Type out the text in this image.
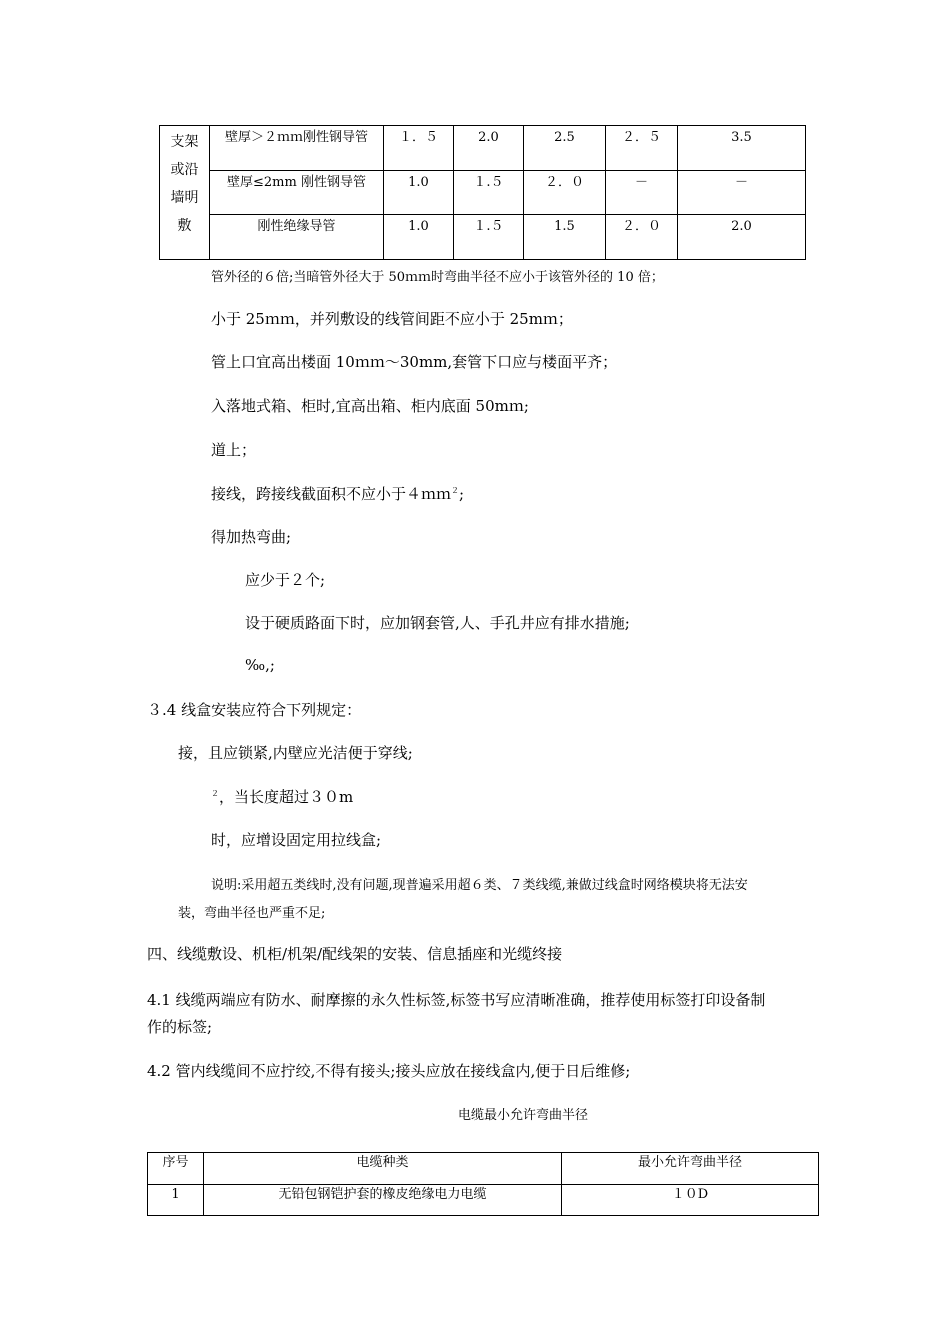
支架
或沿
墙明
敷	壁厚＞２ｍｍ刚性钢导管	１．５	2.0	2.5	２．５	3.5
	壁厚≤2mm 刚性钢导管	1.0	１.５	２．０	－	－
	刚性绝缘导管	1.0	１.５	1.5	２．０	2.0
管外径的６倍;当暗管外径大于 50ｍｍ时弯曲半径不应小于该管外径的 10 倍；
小于 25ｍｍ，并列敷设的线管间距不应小于 25mｍ；
管上口宜高出楼面 10ｍｍ～30mm,套管下口应与楼面平齐；
入落地式箱、柜时,宜高出箱、柜内底面 50mｍ;
道上；
接线，跨接线截面积不应小于４ｍｍ$^2$;
得加热弯曲;
应少于２个;
设于硬质路面下时，应加钢套管,人、手孔井应有排水措施;
‰,;
３.4 线盒安装应符合下列规定：
接，且应锁紧,内壁应光洁便于穿线;
$^2$，当长度超过３０m
时，应增设固定用拉线盒;
说明:采用超五类线时,没有问题,现普遍采用超６类、７类线缆,兼做过线盒时网络模块将无法安
装，弯曲半径也严重不足;
四、线缆敷设、机柜/机架/配线架的安装、信息插座和光缆终接
4.1 线缆两端应有防水、耐摩擦的永久性标签,标签书写应清晰准确，推荐使用标签打印设备制
作的标签;
4.2 管内线缆间不应拧绞,不得有接头;接头应放在接线盒内,便于日后维修;
电缆最小允许弯曲半径
序号	电缆种类	最小允许弯曲半径
1	无铅包钢铠护套的橡皮绝缘电力电缆	１０D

## SET PROBLEM:
The records above are to be quoted exactly, with all pictures left out.

## SOLUTION:
Type out the text in this image.
支架
或沿
墙明
敷	壁厚＞２ｍｍ刚性钢导管	１．５	2.0	2.5	２．５	3.5
	壁厚≤2mm 刚性钢导管	1.0	１.５	２．０	－	－
	刚性绝缘导管	1.0	１.５	1.5	２．０	2.0
管外径的６倍;当暗管外径大于 50ｍｍ时弯曲半径不应小于该管外径的 10 倍；
小于 25ｍｍ，并列敷设的线管间距不应小于 25mｍ；
管上口宜高出楼面 10ｍｍ～30mm,套管下口应与楼面平齐；
入落地式箱、柜时,宜高出箱、柜内底面 50mｍ;
道上；
接线，跨接线截面积不应小于４ｍｍ$^2$;
得加热弯曲;
应少于２个;
设于硬质路面下时，应加钢套管,人、手孔井应有排水措施;
‰,;
３.4 线盒安装应符合下列规定：
接，且应锁紧,内壁应光洁便于穿线;
$^2$，当长度超过３０m
时，应增设固定用拉线盒;
说明:采用超五类线时,没有问题,现普遍采用超６类、７类线缆,兼做过线盒时网络模块将无法安
装，弯曲半径也严重不足;
四、线缆敷设、机柜/机架/配线架的安装、信息插座和光缆终接
4.1 线缆两端应有防水、耐摩擦的永久性标签,标签书写应清晰准确，推荐使用标签打印设备制
作的标签;
4.2 管内线缆间不应拧绞,不得有接头;接头应放在接线盒内,便于日后维修;
电缆最小允许弯曲半径
序号	电缆种类	最小允许弯曲半径
1	无铅包钢铠护套的橡皮绝缘电力电缆	１０D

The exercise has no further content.